- _Problem_: All lines below must be repeated exactly, with the pictures omitted.
◆ ◆ ◆ ◆ ◆ ◆ ◆
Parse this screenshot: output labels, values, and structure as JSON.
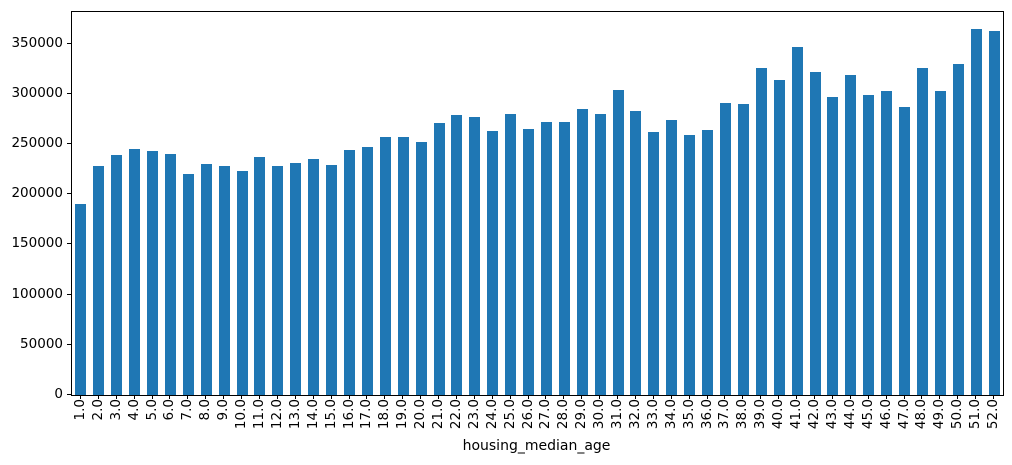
{
  "chart_data": {
    "type": "bar",
    "title": "",
    "xlabel": "housing_median_age",
    "ylabel": "",
    "categories": [
      "1.0",
      "2.0",
      "3.0",
      "4.0",
      "5.0",
      "6.0",
      "7.0",
      "8.0",
      "9.0",
      "10.0",
      "11.0",
      "12.0",
      "13.0",
      "14.0",
      "15.0",
      "16.0",
      "17.0",
      "18.0",
      "19.0",
      "20.0",
      "21.0",
      "22.0",
      "23.0",
      "24.0",
      "25.0",
      "26.0",
      "27.0",
      "28.0",
      "29.0",
      "30.0",
      "31.0",
      "32.0",
      "33.0",
      "34.0",
      "35.0",
      "36.0",
      "37.0",
      "38.0",
      "39.0",
      "40.0",
      "41.0",
      "42.0",
      "43.0",
      "44.0",
      "45.0",
      "46.0",
      "47.0",
      "48.0",
      "49.0",
      "50.0",
      "51.0",
      "52.0"
    ],
    "values": [
      190500,
      228000,
      239500,
      245500,
      243000,
      240000,
      220000,
      230500,
      228000,
      223000,
      237500,
      228500,
      231000,
      235500,
      229000,
      244000,
      247000,
      257000,
      257000,
      252500,
      270500,
      278500,
      276500,
      262500,
      279500,
      265000,
      271500,
      271500,
      285000,
      279500,
      303500,
      282500,
      262000,
      274000,
      259000,
      263500,
      291000,
      290000,
      325500,
      313500,
      346500,
      321500,
      296500,
      318500,
      298500,
      303000,
      286500,
      325500,
      303000,
      330000,
      364500,
      362500
    ],
    "yticks": [
      0,
      50000,
      100000,
      150000,
      200000,
      250000,
      300000,
      350000
    ],
    "ylim": [
      0,
      381500
    ],
    "bar_color": "#1f77b4",
    "axis_color": "#000000",
    "grid": false,
    "legend": "none",
    "x_tick_rotation": 90
  }
}
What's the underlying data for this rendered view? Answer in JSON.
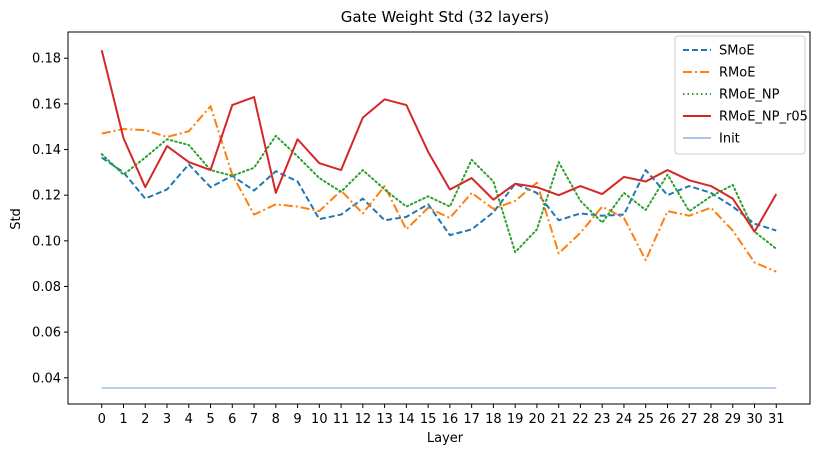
{
  "chart_data": {
    "type": "line",
    "title": "Gate Weight Std (32 layers)",
    "xlabel": "Layer",
    "ylabel": "Std",
    "x": [
      0,
      1,
      2,
      3,
      4,
      5,
      6,
      7,
      8,
      9,
      10,
      11,
      12,
      13,
      14,
      15,
      16,
      17,
      18,
      19,
      20,
      21,
      22,
      23,
      24,
      25,
      26,
      27,
      28,
      29,
      30,
      31
    ],
    "xlim": [
      -1.55,
      32.55
    ],
    "ylim": [
      0.0285,
      0.1915
    ],
    "yticks": [
      0.04,
      0.06,
      0.08,
      0.1,
      0.12,
      0.14,
      0.16,
      0.18
    ],
    "ytick_labels": [
      "0.04",
      "0.06",
      "0.08",
      "0.10",
      "0.12",
      "0.14",
      "0.16",
      "0.18"
    ],
    "xtick_labels": [
      "0",
      "1",
      "2",
      "3",
      "4",
      "5",
      "6",
      "7",
      "8",
      "9",
      "10",
      "11",
      "12",
      "13",
      "14",
      "15",
      "16",
      "17",
      "18",
      "19",
      "20",
      "21",
      "22",
      "23",
      "24",
      "25",
      "26",
      "27",
      "28",
      "29",
      "30",
      "31"
    ],
    "grid": false,
    "legend_position": "top-right",
    "series": [
      {
        "name": "SMoE",
        "color": "#1f77b4",
        "style": "dashed",
        "values": [
          0.1365,
          0.13,
          0.1185,
          0.1225,
          0.1335,
          0.1235,
          0.1285,
          0.122,
          0.1305,
          0.126,
          0.1095,
          0.1115,
          0.1185,
          0.109,
          0.1105,
          0.116,
          0.1025,
          0.105,
          0.1125,
          0.125,
          0.121,
          0.109,
          0.112,
          0.111,
          0.1115,
          0.131,
          0.12,
          0.124,
          0.121,
          0.115,
          0.1075,
          0.1045
        ]
      },
      {
        "name": "RMoE",
        "color": "#ff7f0e",
        "style": "dashdot",
        "values": [
          0.147,
          0.149,
          0.1485,
          0.1455,
          0.148,
          0.159,
          0.129,
          0.1115,
          0.116,
          0.115,
          0.113,
          0.122,
          0.112,
          0.124,
          0.105,
          0.1145,
          0.11,
          0.121,
          0.114,
          0.1175,
          0.1255,
          0.0945,
          0.1035,
          0.115,
          0.11,
          0.0915,
          0.113,
          0.111,
          0.1145,
          0.1045,
          0.0905,
          0.0865
        ]
      },
      {
        "name": "RMoE_NP",
        "color": "#2ca02c",
        "style": "dotted",
        "values": [
          0.138,
          0.129,
          0.1365,
          0.1445,
          0.142,
          0.131,
          0.1285,
          0.132,
          0.146,
          0.137,
          0.1275,
          0.1215,
          0.131,
          0.1225,
          0.115,
          0.1195,
          0.115,
          0.1355,
          0.126,
          0.095,
          0.105,
          0.1345,
          0.1175,
          0.108,
          0.121,
          0.1135,
          0.129,
          0.113,
          0.1195,
          0.1245,
          0.104,
          0.0965
        ]
      },
      {
        "name": "RMoE_NP_r05",
        "color": "#d62728",
        "style": "solid",
        "values": [
          0.1835,
          0.145,
          0.1235,
          0.1415,
          0.1345,
          0.131,
          0.1595,
          0.163,
          0.121,
          0.1445,
          0.134,
          0.131,
          0.154,
          0.162,
          0.1595,
          0.139,
          0.1225,
          0.1275,
          0.118,
          0.125,
          0.1235,
          0.12,
          0.124,
          0.1205,
          0.128,
          0.126,
          0.131,
          0.1265,
          0.124,
          0.1185,
          0.104,
          0.1205
        ]
      },
      {
        "name": "Init",
        "color": "#aec7e8",
        "style": "solid",
        "values": [
          0.0355,
          0.0355,
          0.0355,
          0.0355,
          0.0355,
          0.0355,
          0.0355,
          0.0355,
          0.0355,
          0.0355,
          0.0355,
          0.0355,
          0.0355,
          0.0355,
          0.0355,
          0.0355,
          0.0355,
          0.0355,
          0.0355,
          0.0355,
          0.0355,
          0.0355,
          0.0355,
          0.0355,
          0.0355,
          0.0355,
          0.0355,
          0.0355,
          0.0355,
          0.0355,
          0.0355,
          0.0355
        ]
      }
    ]
  }
}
◆ ◆ ◆ ◆ ◆ ◆ ◆
- _In response_:
Parse this screenshot: output labels, values, and structure as JSON.
{
  "chart_data": {
    "type": "bar",
    "title": "",
    "xlabel": "housing_median_age",
    "ylabel": "",
    "categories": [
      "1.0",
      "2.0",
      "3.0",
      "4.0",
      "5.0",
      "6.0",
      "7.0",
      "8.0",
      "9.0",
      "10.0",
      "11.0",
      "12.0",
      "13.0",
      "14.0",
      "15.0",
      "16.0",
      "17.0",
      "18.0",
      "19.0",
      "20.0",
      "21.0",
      "22.0",
      "23.0",
      "24.0",
      "25.0",
      "26.0",
      "27.0",
      "28.0",
      "29.0",
      "30.0",
      "31.0",
      "32.0",
      "33.0",
      "34.0",
      "35.0",
      "36.0",
      "37.0",
      "38.0",
      "39.0",
      "40.0",
      "41.0",
      "42.0",
      "43.0",
      "44.0",
      "45.0",
      "46.0",
      "47.0",
      "48.0",
      "49.0",
      "50.0",
      "51.0",
      "52.0"
    ],
    "values": [
      190500,
      228000,
      239500,
      245500,
      243000,
      240000,
      220000,
      230500,
      228000,
      223000,
      237500,
      228500,
      231000,
      235500,
      229000,
      244000,
      247000,
      257000,
      257000,
      252500,
      270500,
      278500,
      276500,
      262500,
      279500,
      265000,
      271500,
      271500,
      285000,
      279500,
      303500,
      282500,
      262000,
      274000,
      259000,
      263500,
      291000,
      290000,
      325500,
      313500,
      346500,
      321500,
      296500,
      318500,
      298500,
      303000,
      286500,
      325500,
      303000,
      330000,
      364500,
      362500
    ],
    "yticks": [
      0,
      50000,
      100000,
      150000,
      200000,
      250000,
      300000,
      350000
    ],
    "ylim": [
      0,
      381500
    ],
    "bar_color": "#1f77b4",
    "axis_color": "#000000",
    "grid": false,
    "legend": "none",
    "x_tick_rotation": 90
  }
}
What's the underlying data for this rendered view? Answer in JSON.
{
  "chart_data": {
    "type": "line",
    "title": "Gate Weight Std (32 layers)",
    "xlabel": "Layer",
    "ylabel": "Std",
    "x": [
      0,
      1,
      2,
      3,
      4,
      5,
      6,
      7,
      8,
      9,
      10,
      11,
      12,
      13,
      14,
      15,
      16,
      17,
      18,
      19,
      20,
      21,
      22,
      23,
      24,
      25,
      26,
      27,
      28,
      29,
      30,
      31
    ],
    "xlim": [
      -1.55,
      32.55
    ],
    "ylim": [
      0.0285,
      0.1915
    ],
    "yticks": [
      0.04,
      0.06,
      0.08,
      0.1,
      0.12,
      0.14,
      0.16,
      0.18
    ],
    "ytick_labels": [
      "0.04",
      "0.06",
      "0.08",
      "0.10",
      "0.12",
      "0.14",
      "0.16",
      "0.18"
    ],
    "xtick_labels": [
      "0",
      "1",
      "2",
      "3",
      "4",
      "5",
      "6",
      "7",
      "8",
      "9",
      "10",
      "11",
      "12",
      "13",
      "14",
      "15",
      "16",
      "17",
      "18",
      "19",
      "20",
      "21",
      "22",
      "23",
      "24",
      "25",
      "26",
      "27",
      "28",
      "29",
      "30",
      "31"
    ],
    "grid": false,
    "legend_position": "top-right",
    "series": [
      {
        "name": "SMoE",
        "color": "#1f77b4",
        "style": "dashed",
        "values": [
          0.1365,
          0.13,
          0.1185,
          0.1225,
          0.1335,
          0.1235,
          0.1285,
          0.122,
          0.1305,
          0.126,
          0.1095,
          0.1115,
          0.1185,
          0.109,
          0.1105,
          0.116,
          0.1025,
          0.105,
          0.1125,
          0.125,
          0.121,
          0.109,
          0.112,
          0.111,
          0.1115,
          0.131,
          0.12,
          0.124,
          0.121,
          0.115,
          0.1075,
          0.1045
        ]
      },
      {
        "name": "RMoE",
        "color": "#ff7f0e",
        "style": "dashdot",
        "values": [
          0.147,
          0.149,
          0.1485,
          0.1455,
          0.148,
          0.159,
          0.129,
          0.1115,
          0.116,
          0.115,
          0.113,
          0.122,
          0.112,
          0.124,
          0.105,
          0.1145,
          0.11,
          0.121,
          0.114,
          0.1175,
          0.1255,
          0.0945,
          0.1035,
          0.115,
          0.11,
          0.0915,
          0.113,
          0.111,
          0.1145,
          0.1045,
          0.0905,
          0.0865
        ]
      },
      {
        "name": "RMoE_NP",
        "color": "#2ca02c",
        "style": "dotted",
        "values": [
          0.138,
          0.129,
          0.1365,
          0.1445,
          0.142,
          0.131,
          0.1285,
          0.132,
          0.146,
          0.137,
          0.1275,
          0.1215,
          0.131,
          0.1225,
          0.115,
          0.1195,
          0.115,
          0.1355,
          0.126,
          0.095,
          0.105,
          0.1345,
          0.1175,
          0.108,
          0.121,
          0.1135,
          0.129,
          0.113,
          0.1195,
          0.1245,
          0.104,
          0.0965
        ]
      },
      {
        "name": "RMoE_NP_r05",
        "color": "#d62728",
        "style": "solid",
        "values": [
          0.1835,
          0.145,
          0.1235,
          0.1415,
          0.1345,
          0.131,
          0.1595,
          0.163,
          0.121,
          0.1445,
          0.134,
          0.131,
          0.154,
          0.162,
          0.1595,
          0.139,
          0.1225,
          0.1275,
          0.118,
          0.125,
          0.1235,
          0.12,
          0.124,
          0.1205,
          0.128,
          0.126,
          0.131,
          0.1265,
          0.124,
          0.1185,
          0.104,
          0.1205
        ]
      },
      {
        "name": "Init",
        "color": "#aec7e8",
        "style": "solid",
        "values": [
          0.0355,
          0.0355,
          0.0355,
          0.0355,
          0.0355,
          0.0355,
          0.0355,
          0.0355,
          0.0355,
          0.0355,
          0.0355,
          0.0355,
          0.0355,
          0.0355,
          0.0355,
          0.0355,
          0.0355,
          0.0355,
          0.0355,
          0.0355,
          0.0355,
          0.0355,
          0.0355,
          0.0355,
          0.0355,
          0.0355,
          0.0355,
          0.0355,
          0.0355,
          0.0355,
          0.0355,
          0.0355
        ]
      }
    ]
  }
}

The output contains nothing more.